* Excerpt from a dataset

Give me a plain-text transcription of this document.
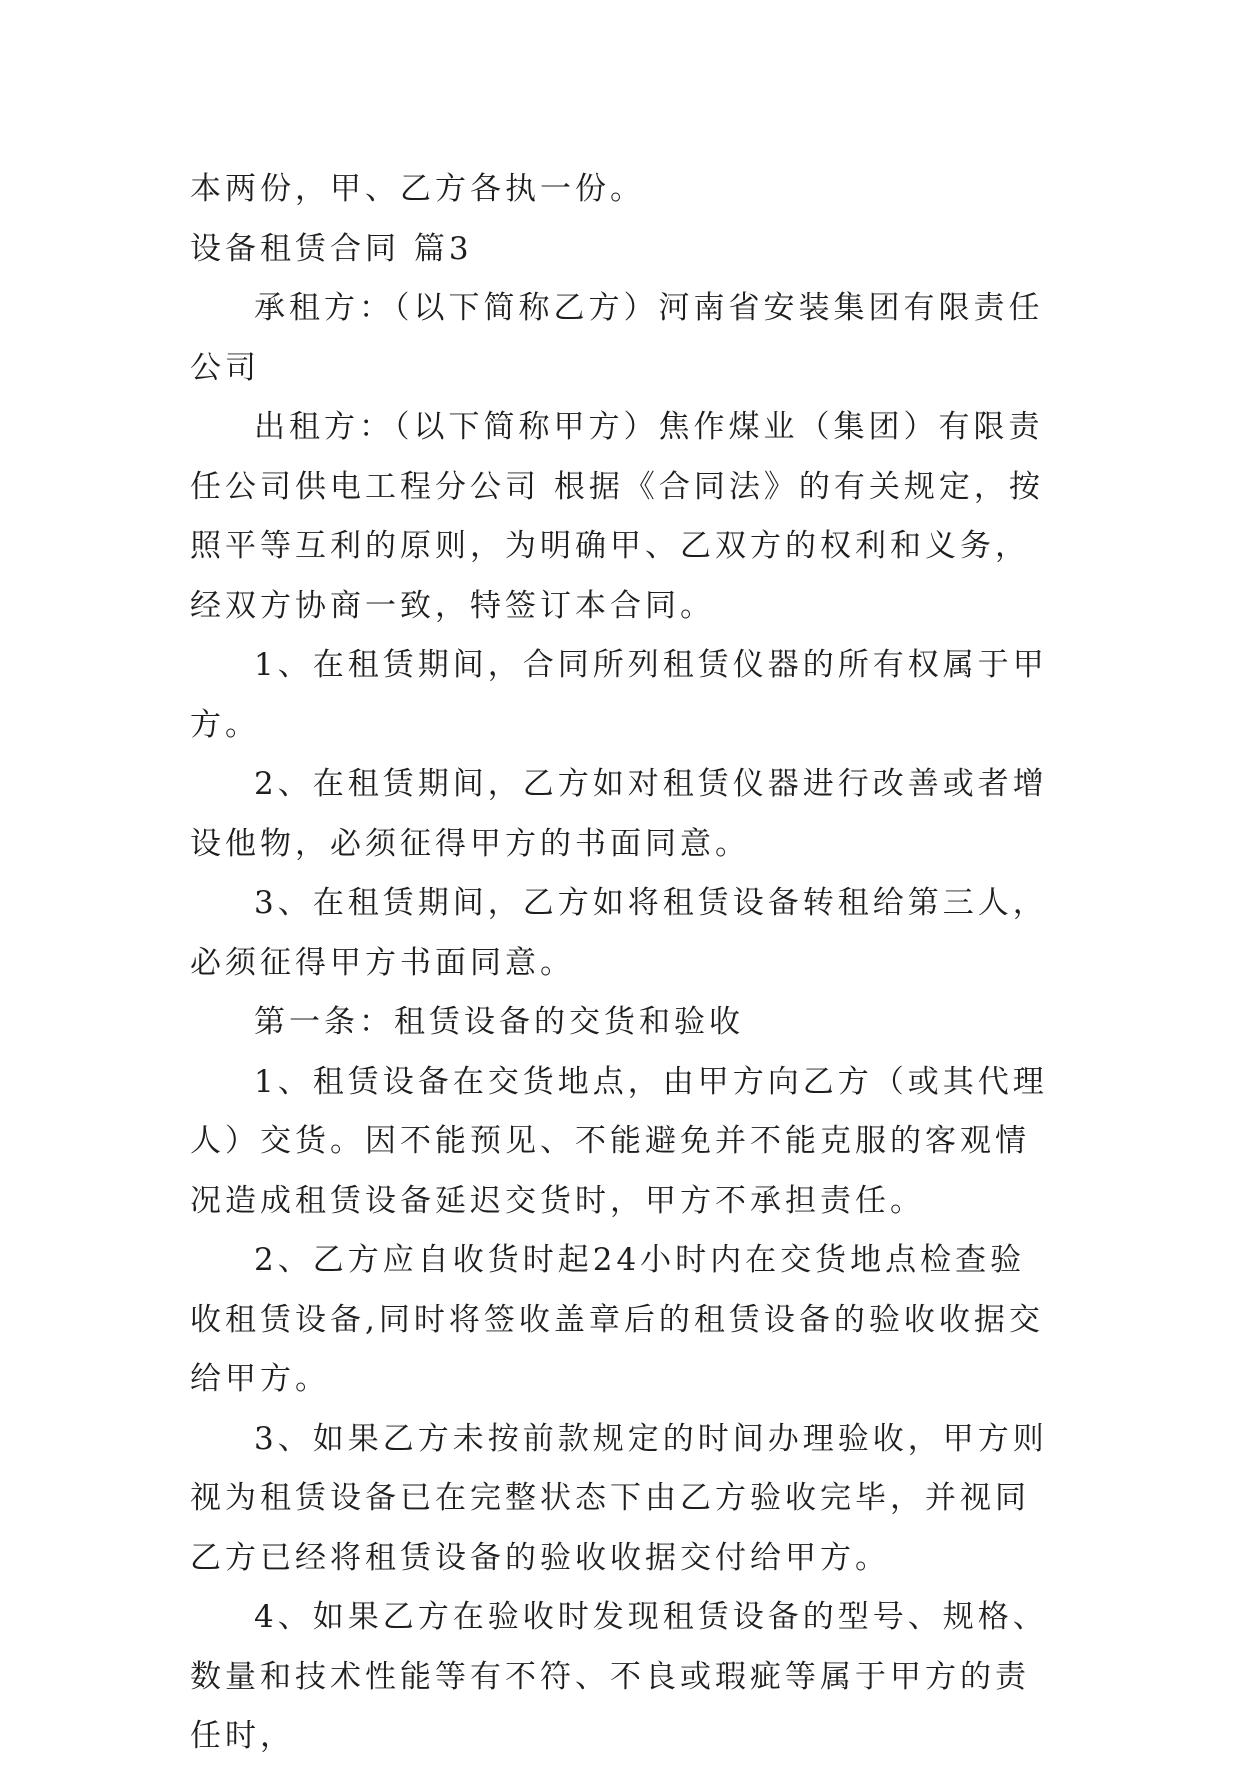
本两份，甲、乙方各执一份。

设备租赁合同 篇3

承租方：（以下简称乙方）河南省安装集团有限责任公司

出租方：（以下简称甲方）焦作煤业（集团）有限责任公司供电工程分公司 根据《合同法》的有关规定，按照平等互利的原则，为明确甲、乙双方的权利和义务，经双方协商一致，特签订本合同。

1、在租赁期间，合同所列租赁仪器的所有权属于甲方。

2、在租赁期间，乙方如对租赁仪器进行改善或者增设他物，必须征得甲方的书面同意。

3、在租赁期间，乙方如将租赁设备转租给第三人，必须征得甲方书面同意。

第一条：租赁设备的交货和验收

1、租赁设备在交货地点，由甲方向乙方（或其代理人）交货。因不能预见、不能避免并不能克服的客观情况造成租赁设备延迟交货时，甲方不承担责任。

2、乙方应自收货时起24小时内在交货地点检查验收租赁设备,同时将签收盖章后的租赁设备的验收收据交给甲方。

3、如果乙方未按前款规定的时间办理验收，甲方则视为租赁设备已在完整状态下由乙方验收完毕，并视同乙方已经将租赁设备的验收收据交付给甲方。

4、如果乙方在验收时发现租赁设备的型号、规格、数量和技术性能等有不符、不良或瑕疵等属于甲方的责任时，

* Given exercise
Without the pictures, restate each entry exactly.

* Result
Give me a plain-text transcription of this document.
本两份，甲、乙方各执一份。

设备租赁合同 篇3

承租方：（以下简称乙方）河南省安装集团有限责任公司

出租方：（以下简称甲方）焦作煤业（集团）有限责任公司供电工程分公司 根据《合同法》的有关规定，按照平等互利的原则，为明确甲、乙双方的权利和义务，经双方协商一致，特签订本合同。

1、在租赁期间，合同所列租赁仪器的所有权属于甲方。

2、在租赁期间，乙方如对租赁仪器进行改善或者增设他物，必须征得甲方的书面同意。

3、在租赁期间，乙方如将租赁设备转租给第三人，必须征得甲方书面同意。

第一条：租赁设备的交货和验收

1、租赁设备在交货地点，由甲方向乙方（或其代理人）交货。因不能预见、不能避免并不能克服的客观情况造成租赁设备延迟交货时，甲方不承担责任。

2、乙方应自收货时起24小时内在交货地点检查验收租赁设备,同时将签收盖章后的租赁设备的验收收据交给甲方。

3、如果乙方未按前款规定的时间办理验收，甲方则视为租赁设备已在完整状态下由乙方验收完毕，并视同乙方已经将租赁设备的验收收据交付给甲方。

4、如果乙方在验收时发现租赁设备的型号、规格、数量和技术性能等有不符、不良或瑕疵等属于甲方的责任时，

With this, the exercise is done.